## PROBLEM
Give the entries again exactly, every one of them.

[Extracted records]
☆ ☆ ☆ ☆ ☆
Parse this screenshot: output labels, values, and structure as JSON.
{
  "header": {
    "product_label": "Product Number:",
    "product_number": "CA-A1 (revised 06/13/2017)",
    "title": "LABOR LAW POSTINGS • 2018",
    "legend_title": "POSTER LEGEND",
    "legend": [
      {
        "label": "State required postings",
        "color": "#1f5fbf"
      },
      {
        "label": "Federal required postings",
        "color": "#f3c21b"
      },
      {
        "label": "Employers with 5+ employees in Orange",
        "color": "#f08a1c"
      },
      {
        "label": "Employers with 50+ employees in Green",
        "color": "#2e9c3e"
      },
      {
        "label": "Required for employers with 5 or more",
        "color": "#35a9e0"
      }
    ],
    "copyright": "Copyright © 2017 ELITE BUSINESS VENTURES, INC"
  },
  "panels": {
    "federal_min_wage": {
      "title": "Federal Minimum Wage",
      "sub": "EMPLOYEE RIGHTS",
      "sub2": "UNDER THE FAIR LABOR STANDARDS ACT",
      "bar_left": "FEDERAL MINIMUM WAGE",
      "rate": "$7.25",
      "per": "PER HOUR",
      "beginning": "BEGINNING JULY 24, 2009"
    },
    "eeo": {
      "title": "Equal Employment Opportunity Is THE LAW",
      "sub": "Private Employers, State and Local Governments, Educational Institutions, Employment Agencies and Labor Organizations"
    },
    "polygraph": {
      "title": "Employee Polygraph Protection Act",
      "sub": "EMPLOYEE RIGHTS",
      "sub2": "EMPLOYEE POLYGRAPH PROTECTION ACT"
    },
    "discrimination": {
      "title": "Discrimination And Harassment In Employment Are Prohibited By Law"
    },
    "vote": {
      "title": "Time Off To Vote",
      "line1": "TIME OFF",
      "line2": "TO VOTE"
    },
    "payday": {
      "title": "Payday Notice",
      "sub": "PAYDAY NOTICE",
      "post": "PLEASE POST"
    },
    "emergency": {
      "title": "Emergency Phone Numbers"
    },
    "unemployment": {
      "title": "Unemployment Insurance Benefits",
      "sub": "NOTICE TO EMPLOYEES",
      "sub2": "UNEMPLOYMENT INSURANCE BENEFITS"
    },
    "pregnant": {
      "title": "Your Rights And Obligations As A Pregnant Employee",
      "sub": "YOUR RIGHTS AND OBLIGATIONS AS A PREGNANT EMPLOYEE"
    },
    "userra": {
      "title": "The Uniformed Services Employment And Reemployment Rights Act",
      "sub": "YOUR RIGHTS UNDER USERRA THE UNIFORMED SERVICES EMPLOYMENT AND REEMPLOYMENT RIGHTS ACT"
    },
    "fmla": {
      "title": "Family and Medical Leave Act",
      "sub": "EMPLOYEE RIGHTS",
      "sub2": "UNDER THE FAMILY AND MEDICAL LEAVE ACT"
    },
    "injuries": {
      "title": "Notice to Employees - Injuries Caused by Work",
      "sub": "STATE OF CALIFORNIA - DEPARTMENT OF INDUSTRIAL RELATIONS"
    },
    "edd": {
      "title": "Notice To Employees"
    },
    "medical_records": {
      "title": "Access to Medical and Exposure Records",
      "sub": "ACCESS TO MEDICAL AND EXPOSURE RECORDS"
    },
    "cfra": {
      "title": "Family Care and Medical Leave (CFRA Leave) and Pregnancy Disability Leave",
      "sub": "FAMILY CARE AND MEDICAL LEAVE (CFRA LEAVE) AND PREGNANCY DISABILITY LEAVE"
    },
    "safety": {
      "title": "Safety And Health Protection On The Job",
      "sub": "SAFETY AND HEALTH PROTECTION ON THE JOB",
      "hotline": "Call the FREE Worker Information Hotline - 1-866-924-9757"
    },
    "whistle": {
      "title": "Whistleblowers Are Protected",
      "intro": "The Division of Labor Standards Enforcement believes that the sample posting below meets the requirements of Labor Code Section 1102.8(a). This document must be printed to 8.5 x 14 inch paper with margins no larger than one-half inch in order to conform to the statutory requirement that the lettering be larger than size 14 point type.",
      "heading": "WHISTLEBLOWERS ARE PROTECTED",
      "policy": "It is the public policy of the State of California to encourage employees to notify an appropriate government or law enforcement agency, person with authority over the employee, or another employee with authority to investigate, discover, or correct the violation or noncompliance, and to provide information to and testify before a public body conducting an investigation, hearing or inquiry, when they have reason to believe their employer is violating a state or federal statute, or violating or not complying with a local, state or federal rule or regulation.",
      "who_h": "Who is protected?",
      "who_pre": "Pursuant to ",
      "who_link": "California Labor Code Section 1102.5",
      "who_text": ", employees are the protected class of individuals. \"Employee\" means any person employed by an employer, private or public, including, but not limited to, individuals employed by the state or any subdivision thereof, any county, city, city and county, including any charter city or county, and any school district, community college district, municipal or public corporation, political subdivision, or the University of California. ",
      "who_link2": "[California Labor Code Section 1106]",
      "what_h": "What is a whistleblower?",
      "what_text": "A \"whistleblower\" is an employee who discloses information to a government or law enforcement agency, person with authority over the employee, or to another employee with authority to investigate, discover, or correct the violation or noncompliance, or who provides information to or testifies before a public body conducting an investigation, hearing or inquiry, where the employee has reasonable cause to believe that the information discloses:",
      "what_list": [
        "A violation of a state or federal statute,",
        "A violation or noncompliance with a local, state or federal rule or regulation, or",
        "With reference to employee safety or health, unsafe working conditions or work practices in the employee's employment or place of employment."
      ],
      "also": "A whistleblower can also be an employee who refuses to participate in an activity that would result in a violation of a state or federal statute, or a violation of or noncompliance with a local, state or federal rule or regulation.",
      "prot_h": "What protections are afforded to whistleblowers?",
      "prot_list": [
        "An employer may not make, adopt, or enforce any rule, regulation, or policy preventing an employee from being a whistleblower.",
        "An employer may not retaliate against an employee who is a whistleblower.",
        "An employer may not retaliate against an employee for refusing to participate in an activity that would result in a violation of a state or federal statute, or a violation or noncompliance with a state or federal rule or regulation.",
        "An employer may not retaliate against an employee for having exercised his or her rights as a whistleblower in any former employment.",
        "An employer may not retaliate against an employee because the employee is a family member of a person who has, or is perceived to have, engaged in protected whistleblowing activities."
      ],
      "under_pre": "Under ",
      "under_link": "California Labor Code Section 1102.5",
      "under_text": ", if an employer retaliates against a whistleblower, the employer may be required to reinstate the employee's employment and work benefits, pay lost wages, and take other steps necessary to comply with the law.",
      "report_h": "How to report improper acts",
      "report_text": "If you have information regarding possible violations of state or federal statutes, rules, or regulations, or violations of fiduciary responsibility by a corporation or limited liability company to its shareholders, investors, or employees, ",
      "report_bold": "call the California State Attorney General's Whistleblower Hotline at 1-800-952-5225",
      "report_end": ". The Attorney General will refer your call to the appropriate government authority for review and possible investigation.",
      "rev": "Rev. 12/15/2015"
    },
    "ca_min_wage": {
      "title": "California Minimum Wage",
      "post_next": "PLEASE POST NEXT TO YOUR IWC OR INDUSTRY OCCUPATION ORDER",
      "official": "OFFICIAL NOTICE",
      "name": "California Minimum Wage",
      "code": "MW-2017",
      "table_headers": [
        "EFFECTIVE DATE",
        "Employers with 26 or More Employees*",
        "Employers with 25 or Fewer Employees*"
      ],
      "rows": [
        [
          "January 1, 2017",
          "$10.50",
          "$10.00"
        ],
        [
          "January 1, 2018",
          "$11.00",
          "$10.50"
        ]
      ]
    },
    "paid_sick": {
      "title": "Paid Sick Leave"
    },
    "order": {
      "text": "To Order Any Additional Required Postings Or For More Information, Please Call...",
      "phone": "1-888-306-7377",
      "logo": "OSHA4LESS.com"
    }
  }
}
☆ ☆ ☆ ☆ ☆
## IN RESPONSE
Parse this screenshot: output labels, values, and structure as JSON.
{
  "header": {
    "product_label": "Product Number:",
    "product_number": "CA-A1 (revised 06/13/2017)",
    "title": "LABOR LAW POSTINGS • 2018",
    "legend_title": "POSTER LEGEND",
    "legend": [
      {
        "label": "State required postings",
        "color": "#1f5fbf"
      },
      {
        "label": "Federal required postings",
        "color": "#f3c21b"
      },
      {
        "label": "Employers with 5+ employees in Orange",
        "color": "#f08a1c"
      },
      {
        "label": "Employers with 50+ employees in Green",
        "color": "#2e9c3e"
      },
      {
        "label": "Required for employers with 5 or more",
        "color": "#35a9e0"
      }
    ],
    "copyright": "Copyright © 2017 ELITE BUSINESS VENTURES, INC"
  },
  "panels": {
    "federal_min_wage": {
      "title": "Federal Minimum Wage",
      "sub": "EMPLOYEE RIGHTS",
      "sub2": "UNDER THE FAIR LABOR STANDARDS ACT",
      "bar_left": "FEDERAL MINIMUM WAGE",
      "rate": "$7.25",
      "per": "PER HOUR",
      "beginning": "BEGINNING JULY 24, 2009"
    },
    "eeo": {
      "title": "Equal Employment Opportunity Is THE LAW",
      "sub": "Private Employers, State and Local Governments, Educational Institutions, Employment Agencies and Labor Organizations"
    },
    "polygraph": {
      "title": "Employee Polygraph Protection Act",
      "sub": "EMPLOYEE RIGHTS",
      "sub2": "EMPLOYEE POLYGRAPH PROTECTION ACT"
    },
    "discrimination": {
      "title": "Discrimination And Harassment In Employment Are Prohibited By Law"
    },
    "vote": {
      "title": "Time Off To Vote",
      "line1": "TIME OFF",
      "line2": "TO VOTE"
    },
    "payday": {
      "title": "Payday Notice",
      "sub": "PAYDAY NOTICE",
      "post": "PLEASE POST"
    },
    "emergency": {
      "title": "Emergency Phone Numbers"
    },
    "unemployment": {
      "title": "Unemployment Insurance Benefits",
      "sub": "NOTICE TO EMPLOYEES",
      "sub2": "UNEMPLOYMENT INSURANCE BENEFITS"
    },
    "pregnant": {
      "title": "Your Rights And Obligations As A Pregnant Employee",
      "sub": "YOUR RIGHTS AND OBLIGATIONS AS A PREGNANT EMPLOYEE"
    },
    "userra": {
      "title": "The Uniformed Services Employment And Reemployment Rights Act",
      "sub": "YOUR RIGHTS UNDER USERRA THE UNIFORMED SERVICES EMPLOYMENT AND REEMPLOYMENT RIGHTS ACT"
    },
    "fmla": {
      "title": "Family and Medical Leave Act",
      "sub": "EMPLOYEE RIGHTS",
      "sub2": "UNDER THE FAMILY AND MEDICAL LEAVE ACT"
    },
    "injuries": {
      "title": "Notice to Employees - Injuries Caused by Work",
      "sub": "STATE OF CALIFORNIA - DEPARTMENT OF INDUSTRIAL RELATIONS"
    },
    "edd": {
      "title": "Notice To Employees"
    },
    "medical_records": {
      "title": "Access to Medical and Exposure Records",
      "sub": "ACCESS TO MEDICAL AND EXPOSURE RECORDS"
    },
    "cfra": {
      "title": "Family Care and Medical Leave (CFRA Leave) and Pregnancy Disability Leave",
      "sub": "FAMILY CARE AND MEDICAL LEAVE (CFRA LEAVE) AND PREGNANCY DISABILITY LEAVE"
    },
    "safety": {
      "title": "Safety And Health Protection On The Job",
      "sub": "SAFETY AND HEALTH PROTECTION ON THE JOB",
      "hotline": "Call the FREE Worker Information Hotline - 1-866-924-9757"
    },
    "whistle": {
      "title": "Whistleblowers Are Protected",
      "intro": "The Division of Labor Standards Enforcement believes that the sample posting below meets the requirements of Labor Code Section 1102.8(a). This document must be printed to 8.5 x 14 inch paper with margins no larger than one-half inch in order to conform to the statutory requirement that the lettering be larger than size 14 point type.",
      "heading": "WHISTLEBLOWERS ARE PROTECTED",
      "policy": "It is the public policy of the State of California to encourage employees to notify an appropriate government or law enforcement agency, person with authority over the employee, or another employee with authority to investigate, discover, or correct the violation or noncompliance, and to provide information to and testify before a public body conducting an investigation, hearing or inquiry, when they have reason to believe their employer is violating a state or federal statute, or violating or not complying with a local, state or federal rule or regulation.",
      "who_h": "Who is protected?",
      "who_pre": "Pursuant to ",
      "who_link": "California Labor Code Section 1102.5",
      "who_text": ", employees are the protected class of individuals. \"Employee\" means any person employed by an employer, private or public, including, but not limited to, individuals employed by the state or any subdivision thereof, any county, city, city and county, including any charter city or county, and any school district, community college district, municipal or public corporation, political subdivision, or the University of California. ",
      "who_link2": "[California Labor Code Section 1106]",
      "what_h": "What is a whistleblower?",
      "what_text": "A \"whistleblower\" is an employee who discloses information to a government or law enforcement agency, person with authority over the employee, or to another employee with authority to investigate, discover, or correct the violation or noncompliance, or who provides information to or testifies before a public body conducting an investigation, hearing or inquiry, where the employee has reasonable cause to believe that the information discloses:",
      "what_list": [
        "A violation of a state or federal statute,",
        "A violation or noncompliance with a local, state or federal rule or regulation, or",
        "With reference to employee safety or health, unsafe working conditions or work practices in the employee's employment or place of employment."
      ],
      "also": "A whistleblower can also be an employee who refuses to participate in an activity that would result in a violation of a state or federal statute, or a violation of or noncompliance with a local, state or federal rule or regulation.",
      "prot_h": "What protections are afforded to whistleblowers?",
      "prot_list": [
        "An employer may not make, adopt, or enforce any rule, regulation, or policy preventing an employee from being a whistleblower.",
        "An employer may not retaliate against an employee who is a whistleblower.",
        "An employer may not retaliate against an employee for refusing to participate in an activity that would result in a violation of a state or federal statute, or a violation or noncompliance with a state or federal rule or regulation.",
        "An employer may not retaliate against an employee for having exercised his or her rights as a whistleblower in any former employment.",
        "An employer may not retaliate against an employee because the employee is a family member of a person who has, or is perceived to have, engaged in protected whistleblowing activities."
      ],
      "under_pre": "Under ",
      "under_link": "California Labor Code Section 1102.5",
      "under_text": ", if an employer retaliates against a whistleblower, the employer may be required to reinstate the employee's employment and work benefits, pay lost wages, and take other steps necessary to comply with the law.",
      "report_h": "How to report improper acts",
      "report_text": "If you have information regarding possible violations of state or federal statutes, rules, or regulations, or violations of fiduciary responsibility by a corporation or limited liability company to its shareholders, investors, or employees, ",
      "report_bold": "call the California State Attorney General's Whistleblower Hotline at 1-800-952-5225",
      "report_end": ". The Attorney General will refer your call to the appropriate government authority for review and possible investigation.",
      "rev": "Rev. 12/15/2015"
    },
    "ca_min_wage": {
      "title": "California Minimum Wage",
      "post_next": "PLEASE POST NEXT TO YOUR IWC OR INDUSTRY OCCUPATION ORDER",
      "official": "OFFICIAL NOTICE",
      "name": "California Minimum Wage",
      "code": "MW-2017",
      "table_headers": [
        "EFFECTIVE DATE",
        "Employers with 26 or More Employees*",
        "Employers with 25 or Fewer Employees*"
      ],
      "rows": [
        [
          "January 1, 2017",
          "$10.50",
          "$10.00"
        ],
        [
          "January 1, 2018",
          "$11.00",
          "$10.50"
        ]
      ]
    },
    "paid_sick": {
      "title": "Paid Sick Leave"
    },
    "order": {
      "text": "To Order Any Additional Required Postings Or For More Information, Please Call...",
      "phone": "1-888-306-7377",
      "logo": "OSHA4LESS.com"
    }
  }
}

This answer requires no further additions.